Collected data entries
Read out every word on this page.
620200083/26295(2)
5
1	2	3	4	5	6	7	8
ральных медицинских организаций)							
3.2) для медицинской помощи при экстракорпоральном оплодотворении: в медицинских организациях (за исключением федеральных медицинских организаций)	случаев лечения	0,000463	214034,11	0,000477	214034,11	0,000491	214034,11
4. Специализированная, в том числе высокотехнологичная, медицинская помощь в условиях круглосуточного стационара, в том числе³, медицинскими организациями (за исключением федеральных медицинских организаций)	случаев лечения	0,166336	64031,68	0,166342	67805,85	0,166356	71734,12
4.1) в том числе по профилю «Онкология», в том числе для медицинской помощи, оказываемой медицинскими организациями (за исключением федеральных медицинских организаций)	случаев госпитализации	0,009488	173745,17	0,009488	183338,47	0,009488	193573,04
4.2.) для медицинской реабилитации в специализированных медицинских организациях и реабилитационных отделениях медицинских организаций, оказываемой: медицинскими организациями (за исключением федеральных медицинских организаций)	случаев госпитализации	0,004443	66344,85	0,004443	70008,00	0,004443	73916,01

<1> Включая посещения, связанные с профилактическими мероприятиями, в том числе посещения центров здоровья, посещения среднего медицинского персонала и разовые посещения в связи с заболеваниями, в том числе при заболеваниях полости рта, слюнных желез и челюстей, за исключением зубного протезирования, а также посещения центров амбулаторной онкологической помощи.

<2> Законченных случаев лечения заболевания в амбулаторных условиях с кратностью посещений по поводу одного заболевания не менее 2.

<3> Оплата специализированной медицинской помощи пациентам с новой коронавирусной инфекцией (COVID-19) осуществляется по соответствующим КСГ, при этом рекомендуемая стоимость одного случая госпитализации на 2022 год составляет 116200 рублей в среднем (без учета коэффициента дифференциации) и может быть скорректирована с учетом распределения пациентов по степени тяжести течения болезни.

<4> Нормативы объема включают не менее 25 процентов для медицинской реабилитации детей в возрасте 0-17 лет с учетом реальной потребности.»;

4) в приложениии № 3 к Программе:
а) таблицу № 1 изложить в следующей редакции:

■ Work to be completed:
Review the material and copy each line in which the word "менее" appears.

■ Final result:
<2> Законченных случаев лечения заболевания в амбулаторных условиях с кратностью посещений по поводу одного заболевания не менее 2.
<4> Нормативы объема включают не менее 25 процентов для медицинской реабилитации детей в возрасте 0-17 лет с учетом реальной потребности.»;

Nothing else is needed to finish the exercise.